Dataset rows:
--*--

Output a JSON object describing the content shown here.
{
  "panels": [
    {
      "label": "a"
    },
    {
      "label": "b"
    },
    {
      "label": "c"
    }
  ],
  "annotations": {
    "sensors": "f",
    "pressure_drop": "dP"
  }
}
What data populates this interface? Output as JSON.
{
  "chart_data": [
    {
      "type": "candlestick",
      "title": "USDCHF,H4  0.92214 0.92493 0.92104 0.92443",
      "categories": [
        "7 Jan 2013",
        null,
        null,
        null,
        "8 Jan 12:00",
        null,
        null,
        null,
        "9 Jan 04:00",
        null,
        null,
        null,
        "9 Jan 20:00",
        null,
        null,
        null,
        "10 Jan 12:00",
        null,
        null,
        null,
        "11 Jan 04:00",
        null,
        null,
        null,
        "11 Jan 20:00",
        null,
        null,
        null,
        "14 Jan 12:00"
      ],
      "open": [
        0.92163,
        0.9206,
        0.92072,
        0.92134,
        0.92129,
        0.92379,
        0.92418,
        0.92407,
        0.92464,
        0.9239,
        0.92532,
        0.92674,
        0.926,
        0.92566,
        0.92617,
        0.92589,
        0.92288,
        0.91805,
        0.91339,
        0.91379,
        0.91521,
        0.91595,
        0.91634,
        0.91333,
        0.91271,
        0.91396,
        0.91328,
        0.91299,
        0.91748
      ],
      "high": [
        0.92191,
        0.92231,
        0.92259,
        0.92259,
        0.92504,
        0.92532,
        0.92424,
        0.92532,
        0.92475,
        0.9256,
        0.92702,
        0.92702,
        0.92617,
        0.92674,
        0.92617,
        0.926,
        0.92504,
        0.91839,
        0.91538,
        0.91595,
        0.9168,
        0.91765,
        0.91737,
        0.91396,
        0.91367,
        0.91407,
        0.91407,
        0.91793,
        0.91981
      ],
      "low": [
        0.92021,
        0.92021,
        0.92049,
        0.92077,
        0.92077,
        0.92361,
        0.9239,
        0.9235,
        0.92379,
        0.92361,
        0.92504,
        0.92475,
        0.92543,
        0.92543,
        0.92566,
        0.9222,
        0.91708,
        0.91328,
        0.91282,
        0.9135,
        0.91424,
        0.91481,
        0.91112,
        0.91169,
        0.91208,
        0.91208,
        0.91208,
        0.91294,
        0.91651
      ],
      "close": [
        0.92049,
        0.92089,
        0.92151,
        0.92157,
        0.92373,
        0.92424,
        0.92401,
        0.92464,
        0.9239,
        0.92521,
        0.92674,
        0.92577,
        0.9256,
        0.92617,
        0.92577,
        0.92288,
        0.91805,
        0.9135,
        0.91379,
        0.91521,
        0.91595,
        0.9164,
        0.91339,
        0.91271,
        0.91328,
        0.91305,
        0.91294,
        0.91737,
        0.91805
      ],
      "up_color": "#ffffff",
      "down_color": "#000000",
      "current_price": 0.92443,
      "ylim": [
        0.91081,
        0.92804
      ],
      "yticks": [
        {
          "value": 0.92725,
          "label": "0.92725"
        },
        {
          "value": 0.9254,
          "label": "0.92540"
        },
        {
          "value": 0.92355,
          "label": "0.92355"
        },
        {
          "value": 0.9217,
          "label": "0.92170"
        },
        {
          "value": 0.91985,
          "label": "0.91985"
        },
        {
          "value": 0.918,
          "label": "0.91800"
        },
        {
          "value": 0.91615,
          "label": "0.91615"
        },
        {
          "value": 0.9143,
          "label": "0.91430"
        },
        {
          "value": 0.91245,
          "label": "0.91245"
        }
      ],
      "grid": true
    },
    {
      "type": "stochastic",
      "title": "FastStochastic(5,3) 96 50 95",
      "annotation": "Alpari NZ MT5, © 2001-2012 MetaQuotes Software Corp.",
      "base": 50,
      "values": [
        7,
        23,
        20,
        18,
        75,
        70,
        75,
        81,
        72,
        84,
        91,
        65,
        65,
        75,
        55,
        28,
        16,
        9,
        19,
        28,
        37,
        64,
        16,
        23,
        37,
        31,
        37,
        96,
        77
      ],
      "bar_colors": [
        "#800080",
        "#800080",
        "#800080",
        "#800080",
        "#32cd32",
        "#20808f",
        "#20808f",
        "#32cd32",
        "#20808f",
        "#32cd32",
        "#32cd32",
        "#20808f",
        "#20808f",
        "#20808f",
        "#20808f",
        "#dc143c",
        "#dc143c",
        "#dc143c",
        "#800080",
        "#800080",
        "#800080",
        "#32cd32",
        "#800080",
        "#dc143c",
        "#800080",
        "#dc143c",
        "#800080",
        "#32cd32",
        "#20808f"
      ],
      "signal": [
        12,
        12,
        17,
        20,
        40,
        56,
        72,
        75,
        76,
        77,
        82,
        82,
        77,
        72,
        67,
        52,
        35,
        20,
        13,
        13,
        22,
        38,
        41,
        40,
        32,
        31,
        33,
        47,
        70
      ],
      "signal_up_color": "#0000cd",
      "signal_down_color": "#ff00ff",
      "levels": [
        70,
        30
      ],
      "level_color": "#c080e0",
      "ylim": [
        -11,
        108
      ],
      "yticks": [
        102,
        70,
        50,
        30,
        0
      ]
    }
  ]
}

--*--

**TASK OBJECTIVE:** Reproduce the data, keeping every line exactly the same.

**WRITTEN RESPONSE:**
Output a JSON object describing the content shown here.
{
  "panels": [
    {
      "label": "a"
    },
    {
      "label": "b"
    },
    {
      "label": "c"
    }
  ],
  "annotations": {
    "sensors": "f",
    "pressure_drop": "dP"
  }
}
What data populates this interface? Output as JSON.
{
  "chart_data": [
    {
      "type": "candlestick",
      "title": "USDCHF,H4  0.92214 0.92493 0.92104 0.92443",
      "categories": [
        "7 Jan 2013",
        null,
        null,
        null,
        "8 Jan 12:00",
        null,
        null,
        null,
        "9 Jan 04:00",
        null,
        null,
        null,
        "9 Jan 20:00",
        null,
        null,
        null,
        "10 Jan 12:00",
        null,
        null,
        null,
        "11 Jan 04:00",
        null,
        null,
        null,
        "11 Jan 20:00",
        null,
        null,
        null,
        "14 Jan 12:00"
      ],
      "open": [
        0.92163,
        0.9206,
        0.92072,
        0.92134,
        0.92129,
        0.92379,
        0.92418,
        0.92407,
        0.92464,
        0.9239,
        0.92532,
        0.92674,
        0.926,
        0.92566,
        0.92617,
        0.92589,
        0.92288,
        0.91805,
        0.91339,
        0.91379,
        0.91521,
        0.91595,
        0.91634,
        0.91333,
        0.91271,
        0.91396,
        0.91328,
        0.91299,
        0.91748
      ],
      "high": [
        0.92191,
        0.92231,
        0.92259,
        0.92259,
        0.92504,
        0.92532,
        0.92424,
        0.92532,
        0.92475,
        0.9256,
        0.92702,
        0.92702,
        0.92617,
        0.92674,
        0.92617,
        0.926,
        0.92504,
        0.91839,
        0.91538,
        0.91595,
        0.9168,
        0.91765,
        0.91737,
        0.91396,
        0.91367,
        0.91407,
        0.91407,
        0.91793,
        0.91981
      ],
      "low": [
        0.92021,
        0.92021,
        0.92049,
        0.92077,
        0.92077,
        0.92361,
        0.9239,
        0.9235,
        0.92379,
        0.92361,
        0.92504,
        0.92475,
        0.92543,
        0.92543,
        0.92566,
        0.9222,
        0.91708,
        0.91328,
        0.91282,
        0.9135,
        0.91424,
        0.91481,
        0.91112,
        0.91169,
        0.91208,
        0.91208,
        0.91208,
        0.91294,
        0.91651
      ],
      "close": [
        0.92049,
        0.92089,
        0.92151,
        0.92157,
        0.92373,
        0.92424,
        0.92401,
        0.92464,
        0.9239,
        0.92521,
        0.92674,
        0.92577,
        0.9256,
        0.92617,
        0.92577,
        0.92288,
        0.91805,
        0.9135,
        0.91379,
        0.91521,
        0.91595,
        0.9164,
        0.91339,
        0.91271,
        0.91328,
        0.91305,
        0.91294,
        0.91737,
        0.91805
      ],
      "up_color": "#ffffff",
      "down_color": "#000000",
      "current_price": 0.92443,
      "ylim": [
        0.91081,
        0.92804
      ],
      "yticks": [
        {
          "value": 0.92725,
          "label": "0.92725"
        },
        {
          "value": 0.9254,
          "label": "0.92540"
        },
        {
          "value": 0.92355,
          "label": "0.92355"
        },
        {
          "value": 0.9217,
          "label": "0.92170"
        },
        {
          "value": 0.91985,
          "label": "0.91985"
        },
        {
          "value": 0.918,
          "label": "0.91800"
        },
        {
          "value": 0.91615,
          "label": "0.91615"
        },
        {
          "value": 0.9143,
          "label": "0.91430"
        },
        {
          "value": 0.91245,
          "label": "0.91245"
        }
      ],
      "grid": true
    },
    {
      "type": "stochastic",
      "title": "FastStochastic(5,3) 96 50 95",
      "annotation": "Alpari NZ MT5, © 2001-2012 MetaQuotes Software Corp.",
      "base": 50,
      "values": [
        7,
        23,
        20,
        18,
        75,
        70,
        75,
        81,
        72,
        84,
        91,
        65,
        65,
        75,
        55,
        28,
        16,
        9,
        19,
        28,
        37,
        64,
        16,
        23,
        37,
        31,
        37,
        96,
        77
      ],
      "bar_colors": [
        "#800080",
        "#800080",
        "#800080",
        "#800080",
        "#32cd32",
        "#20808f",
        "#20808f",
        "#32cd32",
        "#20808f",
        "#32cd32",
        "#32cd32",
        "#20808f",
        "#20808f",
        "#20808f",
        "#20808f",
        "#dc143c",
        "#dc143c",
        "#dc143c",
        "#800080",
        "#800080",
        "#800080",
        "#32cd32",
        "#800080",
        "#dc143c",
        "#800080",
        "#dc143c",
        "#800080",
        "#32cd32",
        "#20808f"
      ],
      "signal": [
        12,
        12,
        17,
        20,
        40,
        56,
        72,
        75,
        76,
        77,
        82,
        82,
        77,
        72,
        67,
        52,
        35,
        20,
        13,
        13,
        22,
        38,
        41,
        40,
        32,
        31,
        33,
        47,
        70
      ],
      "signal_up_color": "#0000cd",
      "signal_down_color": "#ff00ff",
      "levels": [
        70,
        30
      ],
      "level_color": "#c080e0",
      "ylim": [
        -11,
        108
      ],
      "yticks": [
        102,
        70,
        50,
        30,
        0
      ]
    }
  ]
}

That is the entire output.